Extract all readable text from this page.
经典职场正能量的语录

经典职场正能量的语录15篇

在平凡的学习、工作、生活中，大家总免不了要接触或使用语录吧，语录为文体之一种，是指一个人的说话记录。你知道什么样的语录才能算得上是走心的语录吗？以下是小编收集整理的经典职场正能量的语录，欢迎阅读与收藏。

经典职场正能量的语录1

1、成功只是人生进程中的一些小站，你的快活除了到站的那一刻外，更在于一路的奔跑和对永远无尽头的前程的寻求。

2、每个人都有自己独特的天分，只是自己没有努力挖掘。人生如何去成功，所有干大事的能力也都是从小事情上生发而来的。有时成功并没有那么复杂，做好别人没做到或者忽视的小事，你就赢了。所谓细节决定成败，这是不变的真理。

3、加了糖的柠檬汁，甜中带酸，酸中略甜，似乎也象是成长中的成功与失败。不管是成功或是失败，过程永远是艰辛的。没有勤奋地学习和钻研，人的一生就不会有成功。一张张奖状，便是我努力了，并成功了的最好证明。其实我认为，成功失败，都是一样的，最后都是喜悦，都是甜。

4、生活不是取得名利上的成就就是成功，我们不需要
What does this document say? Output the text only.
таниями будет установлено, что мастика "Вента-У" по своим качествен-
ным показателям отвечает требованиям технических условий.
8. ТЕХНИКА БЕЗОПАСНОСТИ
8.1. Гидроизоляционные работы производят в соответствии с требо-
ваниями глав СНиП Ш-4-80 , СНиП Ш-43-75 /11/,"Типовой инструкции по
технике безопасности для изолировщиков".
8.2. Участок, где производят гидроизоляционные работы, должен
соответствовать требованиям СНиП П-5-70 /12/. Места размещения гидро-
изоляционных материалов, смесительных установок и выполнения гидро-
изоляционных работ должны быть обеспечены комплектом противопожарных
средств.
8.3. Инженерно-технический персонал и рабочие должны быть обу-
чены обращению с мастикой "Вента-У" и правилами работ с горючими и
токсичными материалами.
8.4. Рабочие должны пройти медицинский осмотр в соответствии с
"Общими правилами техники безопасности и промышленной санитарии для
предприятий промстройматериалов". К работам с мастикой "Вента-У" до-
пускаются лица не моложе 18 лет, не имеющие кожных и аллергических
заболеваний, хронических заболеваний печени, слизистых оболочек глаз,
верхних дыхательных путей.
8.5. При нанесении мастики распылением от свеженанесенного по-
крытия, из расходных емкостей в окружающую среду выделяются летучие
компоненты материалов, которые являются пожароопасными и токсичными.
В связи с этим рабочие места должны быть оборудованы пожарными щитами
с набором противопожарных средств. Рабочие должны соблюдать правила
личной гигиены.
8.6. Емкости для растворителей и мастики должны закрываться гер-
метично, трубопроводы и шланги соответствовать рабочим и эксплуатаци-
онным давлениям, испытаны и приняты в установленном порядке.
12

───

WHAT THE TASK REQUIRES: Copy each line of the listing that holds the word "правилами".

TASK RESPONSE:
чены обращению с мастикой "Вента-У" и правилами работ с горючими и
"Общими правилами техники безопасности и промышленной санитарии для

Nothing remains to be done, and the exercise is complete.